THE EXERCISE:
Restate the full set of records exactly, word for word.

RECORDS SHOWN:
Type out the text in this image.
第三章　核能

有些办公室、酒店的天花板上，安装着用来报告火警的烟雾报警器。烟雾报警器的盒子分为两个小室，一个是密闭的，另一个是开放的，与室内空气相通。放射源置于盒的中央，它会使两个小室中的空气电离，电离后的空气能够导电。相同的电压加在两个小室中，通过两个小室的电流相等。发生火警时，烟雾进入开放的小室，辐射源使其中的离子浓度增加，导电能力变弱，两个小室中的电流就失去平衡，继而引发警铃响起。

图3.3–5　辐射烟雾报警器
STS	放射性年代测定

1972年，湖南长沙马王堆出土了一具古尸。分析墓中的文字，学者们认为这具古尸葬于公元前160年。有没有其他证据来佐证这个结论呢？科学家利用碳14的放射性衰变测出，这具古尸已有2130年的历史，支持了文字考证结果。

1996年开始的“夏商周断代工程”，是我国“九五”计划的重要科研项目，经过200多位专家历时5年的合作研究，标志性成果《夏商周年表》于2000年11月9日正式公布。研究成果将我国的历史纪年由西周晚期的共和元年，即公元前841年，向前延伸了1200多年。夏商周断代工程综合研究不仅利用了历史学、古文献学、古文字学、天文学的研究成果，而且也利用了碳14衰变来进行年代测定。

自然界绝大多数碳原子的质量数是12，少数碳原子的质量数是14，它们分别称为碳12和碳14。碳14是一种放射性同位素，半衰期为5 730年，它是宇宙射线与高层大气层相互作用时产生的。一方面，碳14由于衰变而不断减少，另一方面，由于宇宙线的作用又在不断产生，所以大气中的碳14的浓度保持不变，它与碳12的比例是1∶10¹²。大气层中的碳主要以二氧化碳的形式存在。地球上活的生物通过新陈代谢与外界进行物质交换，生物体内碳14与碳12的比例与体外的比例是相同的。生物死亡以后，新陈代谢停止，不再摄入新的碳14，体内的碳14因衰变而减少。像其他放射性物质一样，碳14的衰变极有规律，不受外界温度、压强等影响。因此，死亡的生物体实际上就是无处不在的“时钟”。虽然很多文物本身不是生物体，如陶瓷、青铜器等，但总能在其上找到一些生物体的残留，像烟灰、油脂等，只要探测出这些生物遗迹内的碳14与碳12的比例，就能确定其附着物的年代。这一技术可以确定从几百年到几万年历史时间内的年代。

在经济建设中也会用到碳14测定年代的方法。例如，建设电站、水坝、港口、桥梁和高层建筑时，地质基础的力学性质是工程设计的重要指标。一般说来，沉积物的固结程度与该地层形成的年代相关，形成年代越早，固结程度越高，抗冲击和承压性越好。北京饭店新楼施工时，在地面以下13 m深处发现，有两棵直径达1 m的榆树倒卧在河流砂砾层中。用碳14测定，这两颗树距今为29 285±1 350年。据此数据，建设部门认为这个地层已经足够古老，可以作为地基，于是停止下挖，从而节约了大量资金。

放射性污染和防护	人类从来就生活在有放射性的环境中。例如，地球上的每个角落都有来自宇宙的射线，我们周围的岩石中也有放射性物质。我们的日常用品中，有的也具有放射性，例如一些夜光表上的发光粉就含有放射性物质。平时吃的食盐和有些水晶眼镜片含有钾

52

FINAL ANSWER:
Type out the text in this image.
第三章　核能

有些办公室、酒店的天花板上，安装着用来报告火警的烟雾报警器。烟雾报警器的盒子分为两个小室，一个是密闭的，另一个是开放的，与室内空气相通。放射源置于盒的中央，它会使两个小室中的空气电离，电离后的空气能够导电。相同的电压加在两个小室中，通过两个小室的电流相等。发生火警时，烟雾进入开放的小室，辐射源使其中的离子浓度增加，导电能力变弱，两个小室中的电流就失去平衡，继而引发警铃响起。

图3.3–5　辐射烟雾报警器
STS	放射性年代测定

1972年，湖南长沙马王堆出土了一具古尸。分析墓中的文字，学者们认为这具古尸葬于公元前160年。有没有其他证据来佐证这个结论呢？科学家利用碳14的放射性衰变测出，这具古尸已有2130年的历史，支持了文字考证结果。

1996年开始的“夏商周断代工程”，是我国“九五”计划的重要科研项目，经过200多位专家历时5年的合作研究，标志性成果《夏商周年表》于2000年11月9日正式公布。研究成果将我国的历史纪年由西周晚期的共和元年，即公元前841年，向前延伸了1200多年。夏商周断代工程综合研究不仅利用了历史学、古文献学、古文字学、天文学的研究成果，而且也利用了碳14衰变来进行年代测定。

自然界绝大多数碳原子的质量数是12，少数碳原子的质量数是14，它们分别称为碳12和碳14。碳14是一种放射性同位素，半衰期为5 730年，它是宇宙射线与高层大气层相互作用时产生的。一方面，碳14由于衰变而不断减少，另一方面，由于宇宙线的作用又在不断产生，所以大气中的碳14的浓度保持不变，它与碳12的比例是1∶10¹²。大气层中的碳主要以二氧化碳的形式存在。地球上活的生物通过新陈代谢与外界进行物质交换，生物体内碳14与碳12的比例与体外的比例是相同的。生物死亡以后，新陈代谢停止，不再摄入新的碳14，体内的碳14因衰变而减少。像其他放射性物质一样，碳14的衰变极有规律，不受外界温度、压强等影响。因此，死亡的生物体实际上就是无处不在的“时钟”。虽然很多文物本身不是生物体，如陶瓷、青铜器等，但总能在其上找到一些生物体的残留，像烟灰、油脂等，只要探测出这些生物遗迹内的碳14与碳12的比例，就能确定其附着物的年代。这一技术可以确定从几百年到几万年历史时间内的年代。

在经济建设中也会用到碳14测定年代的方法。例如，建设电站、水坝、港口、桥梁和高层建筑时，地质基础的力学性质是工程设计的重要指标。一般说来，沉积物的固结程度与该地层形成的年代相关，形成年代越早，固结程度越高，抗冲击和承压性越好。北京饭店新楼施工时，在地面以下13 m深处发现，有两棵直径达1 m的榆树倒卧在河流砂砾层中。用碳14测定，这两颗树距今为29 285±1 350年。据此数据，建设部门认为这个地层已经足够古老，可以作为地基，于是停止下挖，从而节约了大量资金。

放射性污染和防护	人类从来就生活在有放射性的环境中。例如，地球上的每个角落都有来自宇宙的射线，我们周围的岩石中也有放射性物质。我们的日常用品中，有的也具有放射性，例如一些夜光表上的发光粉就含有放射性物质。平时吃的食盐和有些水晶眼镜片含有钾

52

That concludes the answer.